_LISTED ENTRIES_:
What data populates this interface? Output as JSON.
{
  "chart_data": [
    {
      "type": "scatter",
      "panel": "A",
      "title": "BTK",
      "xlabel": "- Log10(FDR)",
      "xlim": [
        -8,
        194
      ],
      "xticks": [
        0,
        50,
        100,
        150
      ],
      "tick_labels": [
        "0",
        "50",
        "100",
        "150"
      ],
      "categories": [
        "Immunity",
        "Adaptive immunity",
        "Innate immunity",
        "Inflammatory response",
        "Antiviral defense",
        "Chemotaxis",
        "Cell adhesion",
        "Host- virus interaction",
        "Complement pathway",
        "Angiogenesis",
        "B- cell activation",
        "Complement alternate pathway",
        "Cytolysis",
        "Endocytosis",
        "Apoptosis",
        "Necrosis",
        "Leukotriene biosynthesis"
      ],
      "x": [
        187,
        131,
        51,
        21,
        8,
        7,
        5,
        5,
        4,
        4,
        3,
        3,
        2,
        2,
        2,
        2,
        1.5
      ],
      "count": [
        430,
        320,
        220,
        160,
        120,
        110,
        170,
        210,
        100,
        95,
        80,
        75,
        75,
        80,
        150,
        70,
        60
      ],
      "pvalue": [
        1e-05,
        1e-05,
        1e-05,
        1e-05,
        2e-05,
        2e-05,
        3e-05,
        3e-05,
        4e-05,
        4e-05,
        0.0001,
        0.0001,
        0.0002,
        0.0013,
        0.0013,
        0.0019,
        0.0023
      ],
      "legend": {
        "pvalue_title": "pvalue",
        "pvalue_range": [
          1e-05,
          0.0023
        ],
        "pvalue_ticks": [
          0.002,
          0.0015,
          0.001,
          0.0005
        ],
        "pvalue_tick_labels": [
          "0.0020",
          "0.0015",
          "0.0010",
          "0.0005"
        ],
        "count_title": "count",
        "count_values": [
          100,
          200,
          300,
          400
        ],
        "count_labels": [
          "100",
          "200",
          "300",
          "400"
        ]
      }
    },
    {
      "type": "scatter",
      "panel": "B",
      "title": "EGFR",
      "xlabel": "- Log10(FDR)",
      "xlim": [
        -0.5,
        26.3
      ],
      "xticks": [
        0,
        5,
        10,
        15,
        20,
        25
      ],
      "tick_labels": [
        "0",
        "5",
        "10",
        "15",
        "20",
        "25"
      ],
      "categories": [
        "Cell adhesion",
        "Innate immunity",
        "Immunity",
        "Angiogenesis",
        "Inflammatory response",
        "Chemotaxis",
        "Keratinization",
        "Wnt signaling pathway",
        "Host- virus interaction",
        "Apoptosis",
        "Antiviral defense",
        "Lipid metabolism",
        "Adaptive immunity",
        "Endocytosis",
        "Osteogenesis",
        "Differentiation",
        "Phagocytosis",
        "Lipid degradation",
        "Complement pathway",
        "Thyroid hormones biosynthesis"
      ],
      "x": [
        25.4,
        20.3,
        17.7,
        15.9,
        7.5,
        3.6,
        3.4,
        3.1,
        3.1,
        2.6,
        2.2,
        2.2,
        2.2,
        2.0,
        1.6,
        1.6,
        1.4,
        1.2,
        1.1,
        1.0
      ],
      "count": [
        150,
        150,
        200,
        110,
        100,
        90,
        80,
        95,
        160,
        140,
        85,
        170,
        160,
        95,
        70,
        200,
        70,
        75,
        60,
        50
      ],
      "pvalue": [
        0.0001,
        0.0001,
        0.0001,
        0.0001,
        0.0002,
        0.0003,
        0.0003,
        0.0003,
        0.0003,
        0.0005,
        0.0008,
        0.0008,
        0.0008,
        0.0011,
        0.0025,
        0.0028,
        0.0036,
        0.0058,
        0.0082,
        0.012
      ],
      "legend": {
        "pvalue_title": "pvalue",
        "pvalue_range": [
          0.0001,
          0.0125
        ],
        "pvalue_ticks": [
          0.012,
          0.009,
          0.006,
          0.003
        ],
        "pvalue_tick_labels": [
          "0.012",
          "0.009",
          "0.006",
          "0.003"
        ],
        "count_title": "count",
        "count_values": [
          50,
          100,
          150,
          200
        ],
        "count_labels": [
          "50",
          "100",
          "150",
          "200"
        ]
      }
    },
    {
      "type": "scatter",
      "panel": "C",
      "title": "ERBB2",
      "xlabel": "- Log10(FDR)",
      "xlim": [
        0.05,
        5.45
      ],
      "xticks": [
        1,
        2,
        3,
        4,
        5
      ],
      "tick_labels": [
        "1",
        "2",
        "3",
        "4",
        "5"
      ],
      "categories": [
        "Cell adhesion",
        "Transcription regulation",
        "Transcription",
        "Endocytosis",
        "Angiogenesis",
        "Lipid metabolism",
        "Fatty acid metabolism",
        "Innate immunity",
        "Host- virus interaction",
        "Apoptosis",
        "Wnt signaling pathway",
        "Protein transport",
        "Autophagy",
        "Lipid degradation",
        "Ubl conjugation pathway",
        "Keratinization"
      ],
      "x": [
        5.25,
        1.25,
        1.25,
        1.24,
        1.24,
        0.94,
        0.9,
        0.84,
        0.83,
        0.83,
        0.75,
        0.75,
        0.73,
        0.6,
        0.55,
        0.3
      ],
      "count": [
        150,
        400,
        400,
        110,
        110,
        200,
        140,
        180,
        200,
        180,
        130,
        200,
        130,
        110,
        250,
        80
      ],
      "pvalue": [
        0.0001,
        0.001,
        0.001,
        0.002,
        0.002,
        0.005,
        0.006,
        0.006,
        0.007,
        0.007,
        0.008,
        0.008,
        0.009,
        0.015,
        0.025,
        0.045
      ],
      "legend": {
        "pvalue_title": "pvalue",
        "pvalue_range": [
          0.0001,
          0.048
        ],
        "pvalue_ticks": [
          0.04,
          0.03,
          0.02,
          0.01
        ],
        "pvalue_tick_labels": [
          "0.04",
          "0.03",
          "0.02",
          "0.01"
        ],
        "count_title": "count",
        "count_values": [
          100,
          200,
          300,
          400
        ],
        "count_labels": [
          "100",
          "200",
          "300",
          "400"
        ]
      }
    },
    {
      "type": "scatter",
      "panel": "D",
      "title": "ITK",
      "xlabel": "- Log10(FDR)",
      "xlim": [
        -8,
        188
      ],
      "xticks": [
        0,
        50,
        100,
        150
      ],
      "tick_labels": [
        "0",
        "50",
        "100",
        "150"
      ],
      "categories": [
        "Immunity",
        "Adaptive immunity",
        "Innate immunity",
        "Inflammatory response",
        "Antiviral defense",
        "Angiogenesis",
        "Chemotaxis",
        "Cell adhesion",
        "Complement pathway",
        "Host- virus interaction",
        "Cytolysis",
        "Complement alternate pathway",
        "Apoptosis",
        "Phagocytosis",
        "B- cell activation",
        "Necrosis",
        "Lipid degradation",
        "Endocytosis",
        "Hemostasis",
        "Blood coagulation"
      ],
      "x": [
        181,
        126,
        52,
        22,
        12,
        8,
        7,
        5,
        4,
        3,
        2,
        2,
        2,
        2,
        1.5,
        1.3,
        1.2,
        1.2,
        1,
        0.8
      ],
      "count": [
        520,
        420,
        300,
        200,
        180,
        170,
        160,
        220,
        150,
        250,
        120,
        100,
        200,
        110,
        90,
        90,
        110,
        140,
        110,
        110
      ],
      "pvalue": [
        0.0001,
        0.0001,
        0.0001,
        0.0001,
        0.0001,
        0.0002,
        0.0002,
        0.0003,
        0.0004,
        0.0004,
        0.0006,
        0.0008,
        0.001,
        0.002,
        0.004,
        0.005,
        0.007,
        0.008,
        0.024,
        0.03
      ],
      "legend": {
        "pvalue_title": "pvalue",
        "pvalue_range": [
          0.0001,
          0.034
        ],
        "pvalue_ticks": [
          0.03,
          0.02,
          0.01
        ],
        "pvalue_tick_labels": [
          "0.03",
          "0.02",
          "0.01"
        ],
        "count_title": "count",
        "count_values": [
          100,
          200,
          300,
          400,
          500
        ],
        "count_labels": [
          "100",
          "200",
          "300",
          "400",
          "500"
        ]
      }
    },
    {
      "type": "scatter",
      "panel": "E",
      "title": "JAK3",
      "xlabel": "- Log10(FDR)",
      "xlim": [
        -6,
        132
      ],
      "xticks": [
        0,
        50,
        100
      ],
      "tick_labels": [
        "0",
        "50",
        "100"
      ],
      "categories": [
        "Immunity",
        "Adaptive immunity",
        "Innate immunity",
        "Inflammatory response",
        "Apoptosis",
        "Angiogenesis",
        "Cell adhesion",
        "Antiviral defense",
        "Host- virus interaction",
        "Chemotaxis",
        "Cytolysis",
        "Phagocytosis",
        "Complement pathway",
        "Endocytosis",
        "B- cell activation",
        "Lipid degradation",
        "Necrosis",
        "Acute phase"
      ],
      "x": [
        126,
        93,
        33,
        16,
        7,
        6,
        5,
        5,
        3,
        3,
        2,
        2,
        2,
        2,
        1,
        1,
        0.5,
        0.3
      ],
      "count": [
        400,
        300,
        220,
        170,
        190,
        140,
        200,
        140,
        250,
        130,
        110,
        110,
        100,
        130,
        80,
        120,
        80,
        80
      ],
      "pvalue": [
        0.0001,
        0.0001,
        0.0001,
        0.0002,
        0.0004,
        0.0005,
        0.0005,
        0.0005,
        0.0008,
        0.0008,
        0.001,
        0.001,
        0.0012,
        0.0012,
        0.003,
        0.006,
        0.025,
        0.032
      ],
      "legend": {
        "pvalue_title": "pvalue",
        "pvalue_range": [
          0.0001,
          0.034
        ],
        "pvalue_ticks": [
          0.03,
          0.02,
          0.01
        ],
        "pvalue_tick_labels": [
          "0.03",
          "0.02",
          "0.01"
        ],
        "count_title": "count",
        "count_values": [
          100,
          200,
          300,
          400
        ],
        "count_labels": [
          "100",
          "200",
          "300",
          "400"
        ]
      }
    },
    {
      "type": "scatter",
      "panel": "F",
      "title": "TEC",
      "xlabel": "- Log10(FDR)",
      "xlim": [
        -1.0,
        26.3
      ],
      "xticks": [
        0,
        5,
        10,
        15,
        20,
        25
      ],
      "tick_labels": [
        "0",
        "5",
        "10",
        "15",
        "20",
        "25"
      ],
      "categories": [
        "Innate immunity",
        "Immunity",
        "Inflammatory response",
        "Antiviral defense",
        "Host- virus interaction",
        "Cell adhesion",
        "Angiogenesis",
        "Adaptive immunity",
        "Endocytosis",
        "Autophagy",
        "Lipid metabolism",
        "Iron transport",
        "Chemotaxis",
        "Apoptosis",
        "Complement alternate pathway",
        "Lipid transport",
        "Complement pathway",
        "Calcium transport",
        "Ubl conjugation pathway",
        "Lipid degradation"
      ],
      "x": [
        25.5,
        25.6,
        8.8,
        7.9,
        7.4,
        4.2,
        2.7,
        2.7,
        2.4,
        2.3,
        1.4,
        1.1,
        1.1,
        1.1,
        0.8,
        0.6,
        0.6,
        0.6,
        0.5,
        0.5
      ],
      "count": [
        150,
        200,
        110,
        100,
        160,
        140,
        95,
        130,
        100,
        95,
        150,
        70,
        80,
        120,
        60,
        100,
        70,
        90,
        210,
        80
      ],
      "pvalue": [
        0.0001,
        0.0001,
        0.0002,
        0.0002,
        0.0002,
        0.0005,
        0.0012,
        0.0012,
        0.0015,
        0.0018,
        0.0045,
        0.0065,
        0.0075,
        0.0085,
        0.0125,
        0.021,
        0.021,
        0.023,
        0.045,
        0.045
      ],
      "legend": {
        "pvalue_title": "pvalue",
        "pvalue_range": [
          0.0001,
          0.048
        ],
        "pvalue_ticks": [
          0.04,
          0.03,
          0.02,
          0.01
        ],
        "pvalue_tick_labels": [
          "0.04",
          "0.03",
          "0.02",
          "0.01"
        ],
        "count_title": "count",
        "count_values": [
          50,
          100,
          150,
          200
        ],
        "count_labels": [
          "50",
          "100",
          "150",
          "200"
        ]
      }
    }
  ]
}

_TASK_: Look through the lines above and collect those with the word "transport".

_SOLUTION TO THIS TASK_:
        "Protein transport",
        "Iron transport",
        "Lipid transport",
        "Calcium transport",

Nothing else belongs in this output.